_THE RECORDS_:
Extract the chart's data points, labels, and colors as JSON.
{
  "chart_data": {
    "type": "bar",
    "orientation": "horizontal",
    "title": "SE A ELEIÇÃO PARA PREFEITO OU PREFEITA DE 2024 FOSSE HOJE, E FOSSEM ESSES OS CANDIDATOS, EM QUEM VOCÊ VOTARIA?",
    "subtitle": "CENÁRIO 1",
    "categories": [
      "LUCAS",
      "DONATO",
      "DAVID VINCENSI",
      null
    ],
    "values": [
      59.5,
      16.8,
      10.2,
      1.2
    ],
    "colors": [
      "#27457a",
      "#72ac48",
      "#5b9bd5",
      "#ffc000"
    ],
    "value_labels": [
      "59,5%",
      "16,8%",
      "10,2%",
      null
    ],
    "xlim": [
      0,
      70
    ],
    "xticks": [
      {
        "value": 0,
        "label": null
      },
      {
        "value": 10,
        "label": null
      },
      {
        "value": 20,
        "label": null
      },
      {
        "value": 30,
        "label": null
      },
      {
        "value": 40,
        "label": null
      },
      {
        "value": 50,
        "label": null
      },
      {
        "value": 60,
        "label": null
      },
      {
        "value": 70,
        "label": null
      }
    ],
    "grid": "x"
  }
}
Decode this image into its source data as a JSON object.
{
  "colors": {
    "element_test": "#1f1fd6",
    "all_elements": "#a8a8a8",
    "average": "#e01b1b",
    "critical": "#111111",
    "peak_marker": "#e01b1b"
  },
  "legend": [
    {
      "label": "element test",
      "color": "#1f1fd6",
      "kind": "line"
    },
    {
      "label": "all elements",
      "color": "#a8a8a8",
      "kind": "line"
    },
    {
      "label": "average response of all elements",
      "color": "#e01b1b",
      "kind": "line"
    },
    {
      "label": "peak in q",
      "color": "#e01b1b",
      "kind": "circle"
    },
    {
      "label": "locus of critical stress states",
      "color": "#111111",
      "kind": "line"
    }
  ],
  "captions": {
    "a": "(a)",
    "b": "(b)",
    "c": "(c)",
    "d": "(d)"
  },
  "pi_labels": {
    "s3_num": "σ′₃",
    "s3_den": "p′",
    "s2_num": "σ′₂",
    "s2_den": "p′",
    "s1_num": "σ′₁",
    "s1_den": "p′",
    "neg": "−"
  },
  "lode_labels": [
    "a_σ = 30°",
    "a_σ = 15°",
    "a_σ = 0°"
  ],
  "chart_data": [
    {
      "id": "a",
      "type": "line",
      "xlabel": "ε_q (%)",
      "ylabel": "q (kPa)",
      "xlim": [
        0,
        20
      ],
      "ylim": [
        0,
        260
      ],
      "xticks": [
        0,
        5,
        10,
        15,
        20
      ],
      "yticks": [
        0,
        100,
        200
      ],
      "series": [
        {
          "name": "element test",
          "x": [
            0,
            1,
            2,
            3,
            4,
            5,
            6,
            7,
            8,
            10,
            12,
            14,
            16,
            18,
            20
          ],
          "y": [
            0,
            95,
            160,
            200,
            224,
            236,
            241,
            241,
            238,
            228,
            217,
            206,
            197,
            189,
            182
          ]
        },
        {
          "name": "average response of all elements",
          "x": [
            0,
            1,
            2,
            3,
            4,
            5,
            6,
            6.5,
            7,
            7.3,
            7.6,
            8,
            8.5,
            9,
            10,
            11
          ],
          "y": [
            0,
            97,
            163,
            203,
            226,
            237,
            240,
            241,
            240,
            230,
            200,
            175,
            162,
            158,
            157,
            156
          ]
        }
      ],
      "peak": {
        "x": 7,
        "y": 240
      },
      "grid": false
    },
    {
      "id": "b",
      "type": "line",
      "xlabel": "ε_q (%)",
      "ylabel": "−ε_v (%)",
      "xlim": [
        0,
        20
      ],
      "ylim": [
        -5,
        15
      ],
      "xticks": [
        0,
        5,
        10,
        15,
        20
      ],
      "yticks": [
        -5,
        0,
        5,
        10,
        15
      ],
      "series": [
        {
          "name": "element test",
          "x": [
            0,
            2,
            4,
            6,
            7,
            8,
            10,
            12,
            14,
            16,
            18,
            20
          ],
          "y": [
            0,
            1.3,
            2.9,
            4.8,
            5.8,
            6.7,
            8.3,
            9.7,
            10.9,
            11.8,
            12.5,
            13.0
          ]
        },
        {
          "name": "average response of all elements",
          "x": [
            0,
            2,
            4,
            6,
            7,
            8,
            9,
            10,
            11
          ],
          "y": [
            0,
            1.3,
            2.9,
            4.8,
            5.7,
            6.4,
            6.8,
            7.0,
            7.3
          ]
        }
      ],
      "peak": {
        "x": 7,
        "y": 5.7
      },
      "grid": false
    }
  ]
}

_GOAL OF THE EXERCISE_: Go through the entries and repeat each one exactly.

_EXERCISE OUTPUT_:
Extract the chart's data points, labels, and colors as JSON.
{
  "chart_data": {
    "type": "bar",
    "orientation": "horizontal",
    "title": "SE A ELEIÇÃO PARA PREFEITO OU PREFEITA DE 2024 FOSSE HOJE, E FOSSEM ESSES OS CANDIDATOS, EM QUEM VOCÊ VOTARIA?",
    "subtitle": "CENÁRIO 1",
    "categories": [
      "LUCAS",
      "DONATO",
      "DAVID VINCENSI",
      null
    ],
    "values": [
      59.5,
      16.8,
      10.2,
      1.2
    ],
    "colors": [
      "#27457a",
      "#72ac48",
      "#5b9bd5",
      "#ffc000"
    ],
    "value_labels": [
      "59,5%",
      "16,8%",
      "10,2%",
      null
    ],
    "xlim": [
      0,
      70
    ],
    "xticks": [
      {
        "value": 0,
        "label": null
      },
      {
        "value": 10,
        "label": null
      },
      {
        "value": 20,
        "label": null
      },
      {
        "value": 30,
        "label": null
      },
      {
        "value": 40,
        "label": null
      },
      {
        "value": 50,
        "label": null
      },
      {
        "value": 60,
        "label": null
      },
      {
        "value": 70,
        "label": null
      }
    ],
    "grid": "x"
  }
}
Decode this image into its source data as a JSON object.
{
  "colors": {
    "element_test": "#1f1fd6",
    "all_elements": "#a8a8a8",
    "average": "#e01b1b",
    "critical": "#111111",
    "peak_marker": "#e01b1b"
  },
  "legend": [
    {
      "label": "element test",
      "color": "#1f1fd6",
      "kind": "line"
    },
    {
      "label": "all elements",
      "color": "#a8a8a8",
      "kind": "line"
    },
    {
      "label": "average response of all elements",
      "color": "#e01b1b",
      "kind": "line"
    },
    {
      "label": "peak in q",
      "color": "#e01b1b",
      "kind": "circle"
    },
    {
      "label": "locus of critical stress states",
      "color": "#111111",
      "kind": "line"
    }
  ],
  "captions": {
    "a": "(a)",
    "b": "(b)",
    "c": "(c)",
    "d": "(d)"
  },
  "pi_labels": {
    "s3_num": "σ′₃",
    "s3_den": "p′",
    "s2_num": "σ′₂",
    "s2_den": "p′",
    "s1_num": "σ′₁",
    "s1_den": "p′",
    "neg": "−"
  },
  "lode_labels": [
    "a_σ = 30°",
    "a_σ = 15°",
    "a_σ = 0°"
  ],
  "chart_data": [
    {
      "id": "a",
      "type": "line",
      "xlabel": "ε_q (%)",
      "ylabel": "q (kPa)",
      "xlim": [
        0,
        20
      ],
      "ylim": [
        0,
        260
      ],
      "xticks": [
        0,
        5,
        10,
        15,
        20
      ],
      "yticks": [
        0,
        100,
        200
      ],
      "series": [
        {
          "name": "element test",
          "x": [
            0,
            1,
            2,
            3,
            4,
            5,
            6,
            7,
            8,
            10,
            12,
            14,
            16,
            18,
            20
          ],
          "y": [
            0,
            95,
            160,
            200,
            224,
            236,
            241,
            241,
            238,
            228,
            217,
            206,
            197,
            189,
            182
          ]
        },
        {
          "name": "average response of all elements",
          "x": [
            0,
            1,
            2,
            3,
            4,
            5,
            6,
            6.5,
            7,
            7.3,
            7.6,
            8,
            8.5,
            9,
            10,
            11
          ],
          "y": [
            0,
            97,
            163,
            203,
            226,
            237,
            240,
            241,
            240,
            230,
            200,
            175,
            162,
            158,
            157,
            156
          ]
        }
      ],
      "peak": {
        "x": 7,
        "y": 240
      },
      "grid": false
    },
    {
      "id": "b",
      "type": "line",
      "xlabel": "ε_q (%)",
      "ylabel": "−ε_v (%)",
      "xlim": [
        0,
        20
      ],
      "ylim": [
        -5,
        15
      ],
      "xticks": [
        0,
        5,
        10,
        15,
        20
      ],
      "yticks": [
        -5,
        0,
        5,
        10,
        15
      ],
      "series": [
        {
          "name": "element test",
          "x": [
            0,
            2,
            4,
            6,
            7,
            8,
            10,
            12,
            14,
            16,
            18,
            20
          ],
          "y": [
            0,
            1.3,
            2.9,
            4.8,
            5.8,
            6.7,
            8.3,
            9.7,
            10.9,
            11.8,
            12.5,
            13.0
          ]
        },
        {
          "name": "average response of all elements",
          "x": [
            0,
            2,
            4,
            6,
            7,
            8,
            9,
            10,
            11
          ],
          "y": [
            0,
            1.3,
            2.9,
            4.8,
            5.7,
            6.4,
            6.8,
            7.0,
            7.3
          ]
        }
      ],
      "peak": {
        "x": 7,
        "y": 5.7
      },
      "grid": false
    }
  ]
}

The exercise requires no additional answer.